### REQUIREMENTS
Pick out each line of the data that contains the string "订单管理".

### STORED RECORDS

━━━

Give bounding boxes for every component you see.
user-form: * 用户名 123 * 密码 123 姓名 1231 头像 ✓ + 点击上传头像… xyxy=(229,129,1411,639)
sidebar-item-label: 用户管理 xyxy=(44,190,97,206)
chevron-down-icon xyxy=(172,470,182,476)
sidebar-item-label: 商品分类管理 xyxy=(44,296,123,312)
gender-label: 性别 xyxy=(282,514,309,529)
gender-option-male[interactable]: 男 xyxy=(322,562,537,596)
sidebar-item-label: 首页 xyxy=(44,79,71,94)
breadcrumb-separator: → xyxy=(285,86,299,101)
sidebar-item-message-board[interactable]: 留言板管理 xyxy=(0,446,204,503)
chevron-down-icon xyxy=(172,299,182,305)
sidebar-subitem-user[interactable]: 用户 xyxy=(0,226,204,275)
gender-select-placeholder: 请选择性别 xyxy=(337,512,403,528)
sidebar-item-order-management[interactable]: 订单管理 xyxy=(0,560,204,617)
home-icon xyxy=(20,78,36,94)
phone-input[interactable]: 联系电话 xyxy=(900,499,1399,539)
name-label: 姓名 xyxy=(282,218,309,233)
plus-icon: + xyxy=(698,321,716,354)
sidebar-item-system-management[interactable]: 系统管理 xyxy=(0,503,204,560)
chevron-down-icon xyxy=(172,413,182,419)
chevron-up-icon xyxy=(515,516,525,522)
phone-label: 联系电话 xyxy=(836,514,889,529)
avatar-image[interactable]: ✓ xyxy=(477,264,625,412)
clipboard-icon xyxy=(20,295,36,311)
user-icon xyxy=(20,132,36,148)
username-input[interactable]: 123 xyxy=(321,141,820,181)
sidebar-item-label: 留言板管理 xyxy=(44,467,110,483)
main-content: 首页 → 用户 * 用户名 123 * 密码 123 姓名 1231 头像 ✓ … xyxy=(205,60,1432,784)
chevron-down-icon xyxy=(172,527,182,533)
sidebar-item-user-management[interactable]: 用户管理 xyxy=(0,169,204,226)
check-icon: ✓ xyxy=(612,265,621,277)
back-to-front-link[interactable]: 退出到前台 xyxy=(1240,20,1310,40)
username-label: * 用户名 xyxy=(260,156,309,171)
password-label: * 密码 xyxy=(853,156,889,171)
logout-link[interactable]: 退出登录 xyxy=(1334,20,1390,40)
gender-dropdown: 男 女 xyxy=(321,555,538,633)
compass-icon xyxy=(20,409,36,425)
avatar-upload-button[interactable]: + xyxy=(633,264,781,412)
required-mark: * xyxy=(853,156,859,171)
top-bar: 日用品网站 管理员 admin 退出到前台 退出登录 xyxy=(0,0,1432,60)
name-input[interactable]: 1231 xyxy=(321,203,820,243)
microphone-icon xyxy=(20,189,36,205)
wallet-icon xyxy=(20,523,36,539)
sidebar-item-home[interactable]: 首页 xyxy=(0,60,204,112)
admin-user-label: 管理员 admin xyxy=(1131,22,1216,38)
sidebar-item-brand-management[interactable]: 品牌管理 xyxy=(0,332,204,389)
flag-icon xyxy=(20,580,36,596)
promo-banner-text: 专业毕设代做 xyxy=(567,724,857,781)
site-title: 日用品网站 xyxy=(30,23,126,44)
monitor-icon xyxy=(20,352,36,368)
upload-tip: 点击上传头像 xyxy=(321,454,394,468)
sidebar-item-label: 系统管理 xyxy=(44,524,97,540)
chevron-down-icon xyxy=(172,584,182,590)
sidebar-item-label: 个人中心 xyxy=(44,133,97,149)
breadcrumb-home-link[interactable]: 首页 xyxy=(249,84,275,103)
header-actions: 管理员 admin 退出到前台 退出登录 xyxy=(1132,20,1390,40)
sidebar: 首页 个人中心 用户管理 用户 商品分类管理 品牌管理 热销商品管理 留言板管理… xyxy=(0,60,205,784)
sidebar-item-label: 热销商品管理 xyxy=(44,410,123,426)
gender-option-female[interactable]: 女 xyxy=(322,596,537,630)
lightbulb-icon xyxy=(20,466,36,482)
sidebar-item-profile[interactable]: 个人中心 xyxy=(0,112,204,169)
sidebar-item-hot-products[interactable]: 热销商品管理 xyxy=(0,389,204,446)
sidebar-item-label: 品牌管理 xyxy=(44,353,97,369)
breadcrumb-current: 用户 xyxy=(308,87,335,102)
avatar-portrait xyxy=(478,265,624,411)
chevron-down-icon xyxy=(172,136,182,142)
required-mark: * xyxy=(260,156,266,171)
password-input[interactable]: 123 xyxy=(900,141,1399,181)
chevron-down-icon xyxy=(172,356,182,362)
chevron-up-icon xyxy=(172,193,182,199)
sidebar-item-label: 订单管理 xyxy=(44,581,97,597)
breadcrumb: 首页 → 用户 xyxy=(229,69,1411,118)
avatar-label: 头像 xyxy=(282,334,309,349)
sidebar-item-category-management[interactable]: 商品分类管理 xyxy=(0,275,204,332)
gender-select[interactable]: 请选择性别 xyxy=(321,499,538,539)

━━━

### FULL OUTPUT
sidebar-item-order-management[interactable]: 订单管理 xyxy=(0,560,204,617)
sidebar-item-label: 订单管理 xyxy=(44,581,97,597)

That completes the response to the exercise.